Work required » Give a verbatim copy of the lines below, minus the pictures.

(Stored data)
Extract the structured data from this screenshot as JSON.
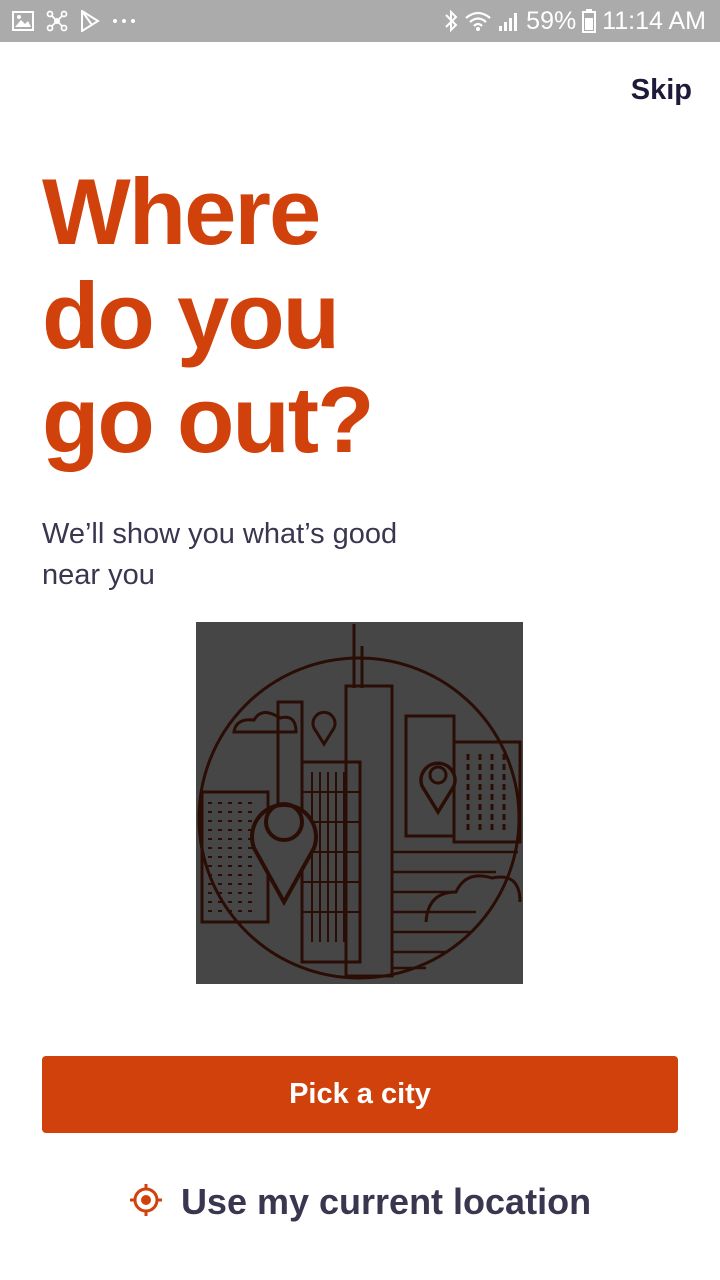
{
  "status_bar": {
    "battery_percent": "59%",
    "time": "11:14 AM",
    "left_icons": [
      "gallery-icon",
      "network-icon",
      "play-store-icon",
      "more-dots-icon"
    ],
    "right_icons": [
      "bluetooth-icon",
      "wifi-icon",
      "signal-icon",
      "battery-icon"
    ]
  },
  "header": {
    "skip_label": "Skip"
  },
  "main": {
    "headline": "Where\ndo you\ngo out?",
    "subtitle": "We’ll show you what’s good near you",
    "illustration_icon": "city-skyline-illustration"
  },
  "actions": {
    "pick_city_label": "Pick a city",
    "current_location_label": "Use my current location",
    "current_location_icon": "target-location-icon"
  },
  "colors": {
    "accent": "#d1410c",
    "text_dark": "#39364f",
    "status_bar": "#ababab",
    "illustration_bg": "#464646"
  }
}
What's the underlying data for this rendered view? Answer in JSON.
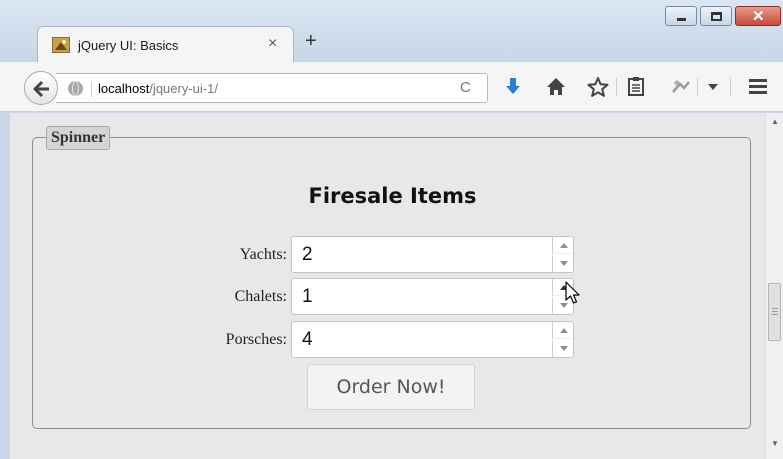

Exercise answer »
Extract the structured data from this screenshot as JSON.
{
  "status_bar": {
    "battery_percent": "59%",
    "time": "11:14 AM",
    "left_icons": [
      "gallery-icon",
      "network-icon",
      "play-store-icon",
      "more-dots-icon"
    ],
    "right_icons": [
      "bluetooth-icon",
      "wifi-icon",
      "signal-icon",
      "battery-icon"
    ]
  },
  "header": {
    "skip_label": "Skip"
  },
  "main": {
    "headline": "Where\ndo you\ngo out?",
    "subtitle": "We’ll show you what’s good near you",
    "illustration_icon": "city-skyline-illustration"
  },
  "actions": {
    "pick_city_label": "Pick a city",
    "current_location_label": "Use my current location",
    "current_location_icon": "target-location-icon"
  },
  "colors": {
    "accent": "#d1410c",
    "text_dark": "#39364f",
    "status_bar": "#ababab",
    "illustration_bg": "#464646"
  }
}
What's the underlying data for this rendered view? Answer in JSON.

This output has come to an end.